Do this
Images are excluded; otherwise, output every record exactly.

·····

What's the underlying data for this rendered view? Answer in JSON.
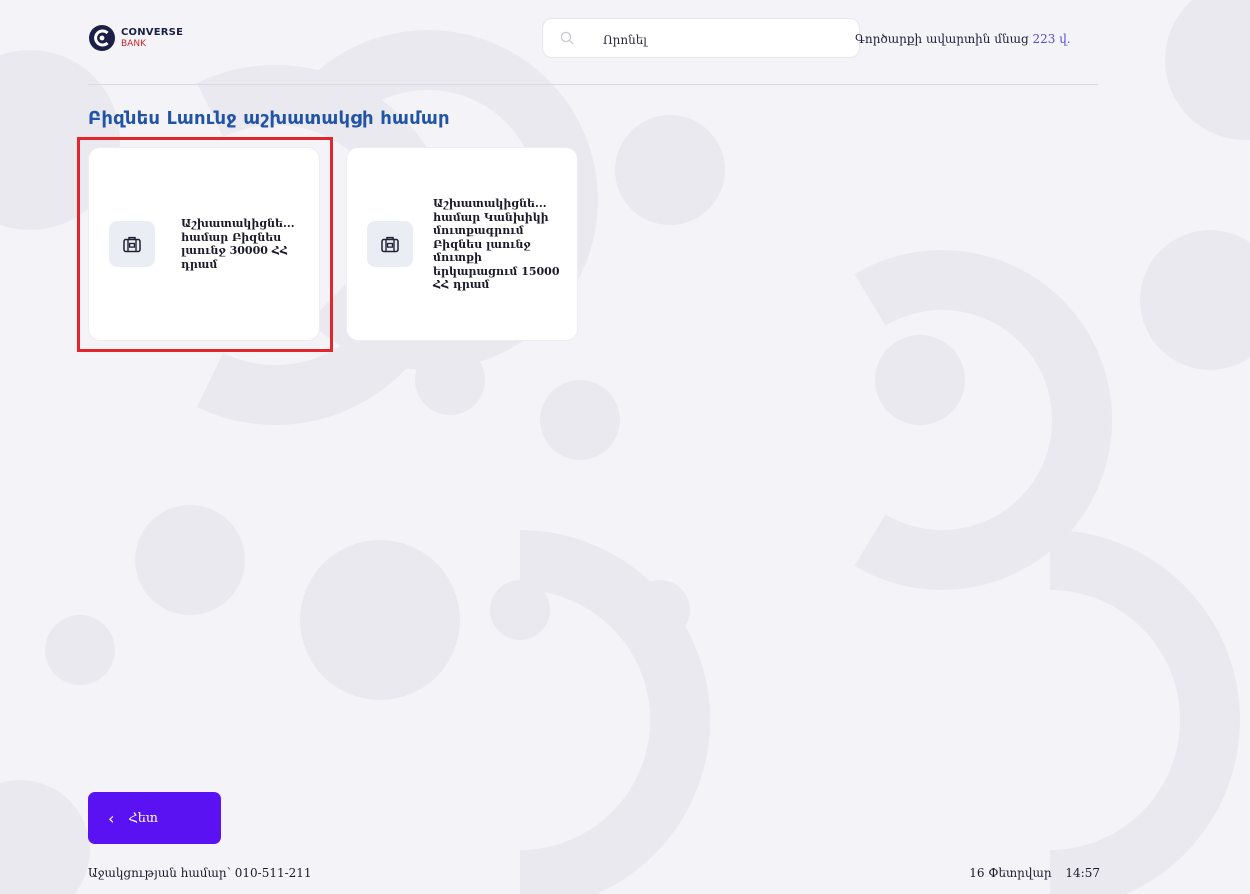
{
  "brand": {
    "name": "CONVERSE",
    "sub": "BANK",
    "primary_color": "#1c2045",
    "accent_color": "#d0262d"
  },
  "search": {
    "placeholder": "Որոնել",
    "icon": "search-icon"
  },
  "session": {
    "prefix": "Գործարքի ավարտին մնաց",
    "seconds": "223 վ."
  },
  "page": {
    "title": "Բիզնես Լաունջ աշխատակցի համար"
  },
  "cards": [
    {
      "label": "Աշխատակիցնե... համար Բիզնես լաունջ 30000 ՀՀ դրամ",
      "icon": "briefcase-icon",
      "highlighted": true
    },
    {
      "label": "Աշխատակիցնե... համար Կանխիկի մուտքագրում Բիզնես լաունջ մուտքի երկարացում 15000 ՀՀ դրամ",
      "icon": "briefcase-icon",
      "highlighted": false
    }
  ],
  "footer": {
    "back_label": "Հետ",
    "back_icon": "chevron-left-icon",
    "back_color": "#5a12f2",
    "support": "Աջակցության համար՝ 010-511-211",
    "date": "16 Փետրվար",
    "time": "14:57"
  },
  "highlight_color": "#e3262b"
}
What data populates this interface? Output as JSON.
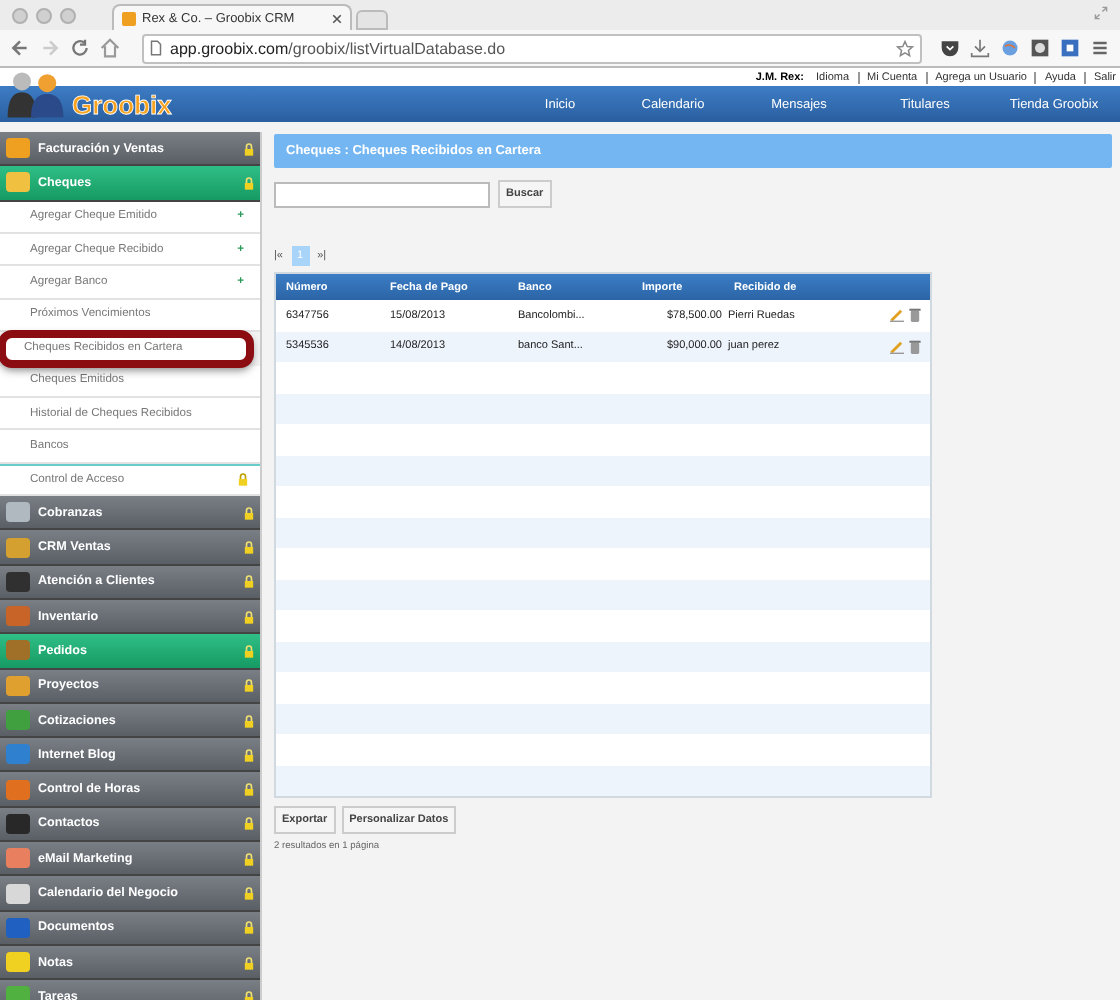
{
  "browser": {
    "tab_title": "Rex & Co. – Groobix CRM",
    "url_host": "app.groobix.com",
    "url_path": "/groobix/listVirtualDatabase.do"
  },
  "user_bar": {
    "user": "J.M. Rex:",
    "links": [
      "Idioma",
      "Mi Cuenta",
      "Agrega un Usuario",
      "Ayuda",
      "Salir"
    ]
  },
  "logo": "Groobix",
  "nav": [
    "Inicio",
    "Calendario",
    "Mensajes",
    "Titulares",
    "Tienda Groobix"
  ],
  "sidebar": [
    {
      "kind": "section",
      "label": "Facturación y Ventas",
      "selected": false,
      "color": "#f0a020"
    },
    {
      "kind": "section",
      "label": "Cheques",
      "selected": true,
      "color": "#f0c040",
      "children": [
        {
          "label": "Agregar Cheque Emitido",
          "plus": "+",
          "highlighted": false
        },
        {
          "label": "Agregar Cheque Recibido",
          "plus": "+",
          "highlighted": false
        },
        {
          "label": "Agregar Banco",
          "plus": "+",
          "highlighted": false
        },
        {
          "label": "Próximos Vencimientos",
          "highlighted": false
        },
        {
          "label": "Cheques Recibidos en Cartera",
          "highlighted": true
        },
        {
          "label": "Cheques Emitidos",
          "highlighted": false
        },
        {
          "label": "Historial de Cheques Recibidos",
          "highlighted": false
        },
        {
          "label": "Bancos",
          "highlighted": false
        }
      ]
    },
    {
      "kind": "access",
      "label": "Control de Acceso",
      "selected": false
    },
    {
      "kind": "section",
      "label": "Cobranzas",
      "selected": false,
      "color": "#b0b8c0"
    },
    {
      "kind": "section",
      "label": "CRM Ventas",
      "selected": false,
      "color": "#d4a030"
    },
    {
      "kind": "section",
      "label": "Atención a Clientes",
      "selected": false,
      "color": "#303030"
    },
    {
      "kind": "section",
      "label": "Inventario",
      "selected": false,
      "color": "#c86428"
    },
    {
      "kind": "section",
      "label": "Pedidos",
      "selected": true,
      "color": "#a07028"
    },
    {
      "kind": "section",
      "label": "Proyectos",
      "selected": false,
      "color": "#e0a030"
    },
    {
      "kind": "section",
      "label": "Cotizaciones",
      "selected": false,
      "color": "#40a040"
    },
    {
      "kind": "section",
      "label": "Internet Blog",
      "selected": false,
      "color": "#3080d0"
    },
    {
      "kind": "section",
      "label": "Control de Horas",
      "selected": false,
      "color": "#e07020"
    },
    {
      "kind": "section",
      "label": "Contactos",
      "selected": false,
      "color": "#282828"
    },
    {
      "kind": "section",
      "label": "eMail Marketing",
      "selected": false,
      "color": "#e88060"
    },
    {
      "kind": "section",
      "label": "Calendario del Negocio",
      "selected": false,
      "color": "#d8d8d8"
    },
    {
      "kind": "section",
      "label": "Documentos",
      "selected": false,
      "color": "#2060c0"
    },
    {
      "kind": "section",
      "label": "Notas",
      "selected": false,
      "color": "#f0d020"
    },
    {
      "kind": "section",
      "label": "Tareas",
      "selected": false,
      "color": "#50b040"
    }
  ],
  "page_title": "Cheques : Cheques Recibidos en Cartera",
  "search": {
    "button": "Buscar"
  },
  "pager": {
    "first": "|«",
    "pages": [
      {
        "label": "1",
        "selected": true
      }
    ],
    "last": "»|"
  },
  "table": {
    "columns": [
      "Número",
      "Fecha de Pago",
      "Banco",
      "Importe",
      "Recibido de"
    ],
    "rows": [
      [
        "6347756",
        "15/08/2013",
        "Bancolombi...",
        "$78,500.00",
        "Pierri Ruedas"
      ],
      [
        "5345536",
        "14/08/2013",
        "banco Sant...",
        "$90,000.00",
        "juan perez"
      ]
    ]
  },
  "buttons": [
    "Exportar",
    "Personalizar Datos"
  ],
  "results": "2 resultados en 1 página"
}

·····

Exercise answer
What's the underlying data for this rendered view? Answer in JSON.
{
  "brand": {
    "name": "CONVERSE",
    "sub": "BANK",
    "primary_color": "#1c2045",
    "accent_color": "#d0262d"
  },
  "search": {
    "placeholder": "Որոնել",
    "icon": "search-icon"
  },
  "session": {
    "prefix": "Գործարքի ավարտին մնաց",
    "seconds": "223 վ."
  },
  "page": {
    "title": "Բիզնես Լաունջ աշխատակցի համար"
  },
  "cards": [
    {
      "label": "Աշխատակիցնե... համար Բիզնես լաունջ 30000 ՀՀ դրամ",
      "icon": "briefcase-icon",
      "highlighted": true
    },
    {
      "label": "Աշխատակիցնե... համար Կանխիկի մուտքագրում Բիզնես լաունջ մուտքի երկարացում 15000 ՀՀ դրամ",
      "icon": "briefcase-icon",
      "highlighted": false
    }
  ],
  "footer": {
    "back_label": "Հետ",
    "back_icon": "chevron-left-icon",
    "back_color": "#5a12f2",
    "support": "Աջակցության համար՝ 010-511-211",
    "date": "16 Փետրվար",
    "time": "14:57"
  },
  "highlight_color": "#e3262b"
}
What data populates this interface? Output as JSON.
{
  "browser": {
    "tab_title": "Rex & Co. – Groobix CRM",
    "url_host": "app.groobix.com",
    "url_path": "/groobix/listVirtualDatabase.do"
  },
  "user_bar": {
    "user": "J.M. Rex:",
    "links": [
      "Idioma",
      "Mi Cuenta",
      "Agrega un Usuario",
      "Ayuda",
      "Salir"
    ]
  },
  "logo": "Groobix",
  "nav": [
    "Inicio",
    "Calendario",
    "Mensajes",
    "Titulares",
    "Tienda Groobix"
  ],
  "sidebar": [
    {
      "kind": "section",
      "label": "Facturación y Ventas",
      "selected": false,
      "color": "#f0a020"
    },
    {
      "kind": "section",
      "label": "Cheques",
      "selected": true,
      "color": "#f0c040",
      "children": [
        {
          "label": "Agregar Cheque Emitido",
          "plus": "+",
          "highlighted": false
        },
        {
          "label": "Agregar Cheque Recibido",
          "plus": "+",
          "highlighted": false
        },
        {
          "label": "Agregar Banco",
          "plus": "+",
          "highlighted": false
        },
        {
          "label": "Próximos Vencimientos",
          "highlighted": false
        },
        {
          "label": "Cheques Recibidos en Cartera",
          "highlighted": true
        },
        {
          "label": "Cheques Emitidos",
          "highlighted": false
        },
        {
          "label": "Historial de Cheques Recibidos",
          "highlighted": false
        },
        {
          "label": "Bancos",
          "highlighted": false
        }
      ]
    },
    {
      "kind": "access",
      "label": "Control de Acceso",
      "selected": false
    },
    {
      "kind": "section",
      "label": "Cobranzas",
      "selected": false,
      "color": "#b0b8c0"
    },
    {
      "kind": "section",
      "label": "CRM Ventas",
      "selected": false,
      "color": "#d4a030"
    },
    {
      "kind": "section",
      "label": "Atención a Clientes",
      "selected": false,
      "color": "#303030"
    },
    {
      "kind": "section",
      "label": "Inventario",
      "selected": false,
      "color": "#c86428"
    },
    {
      "kind": "section",
      "label": "Pedidos",
      "selected": true,
      "color": "#a07028"
    },
    {
      "kind": "section",
      "label": "Proyectos",
      "selected": false,
      "color": "#e0a030"
    },
    {
      "kind": "section",
      "label": "Cotizaciones",
      "selected": false,
      "color": "#40a040"
    },
    {
      "kind": "section",
      "label": "Internet Blog",
      "selected": false,
      "color": "#3080d0"
    },
    {
      "kind": "section",
      "label": "Control de Horas",
      "selected": false,
      "color": "#e07020"
    },
    {
      "kind": "section",
      "label": "Contactos",
      "selected": false,
      "color": "#282828"
    },
    {
      "kind": "section",
      "label": "eMail Marketing",
      "selected": false,
      "color": "#e88060"
    },
    {
      "kind": "section",
      "label": "Calendario del Negocio",
      "selected": false,
      "color": "#d8d8d8"
    },
    {
      "kind": "section",
      "label": "Documentos",
      "selected": false,
      "color": "#2060c0"
    },
    {
      "kind": "section",
      "label": "Notas",
      "selected": false,
      "color": "#f0d020"
    },
    {
      "kind": "section",
      "label": "Tareas",
      "selected": false,
      "color": "#50b040"
    }
  ],
  "page_title": "Cheques : Cheques Recibidos en Cartera",
  "search": {
    "button": "Buscar"
  },
  "pager": {
    "first": "|«",
    "pages": [
      {
        "label": "1",
        "selected": true
      }
    ],
    "last": "»|"
  },
  "table": {
    "columns": [
      "Número",
      "Fecha de Pago",
      "Banco",
      "Importe",
      "Recibido de"
    ],
    "rows": [
      [
        "6347756",
        "15/08/2013",
        "Bancolombi...",
        "$78,500.00",
        "Pierri Ruedas"
      ],
      [
        "5345536",
        "14/08/2013",
        "banco Sant...",
        "$90,000.00",
        "juan perez"
      ]
    ]
  },
  "buttons": [
    "Exportar",
    "Personalizar Datos"
  ],
  "results": "2 resultados en 1 página"
}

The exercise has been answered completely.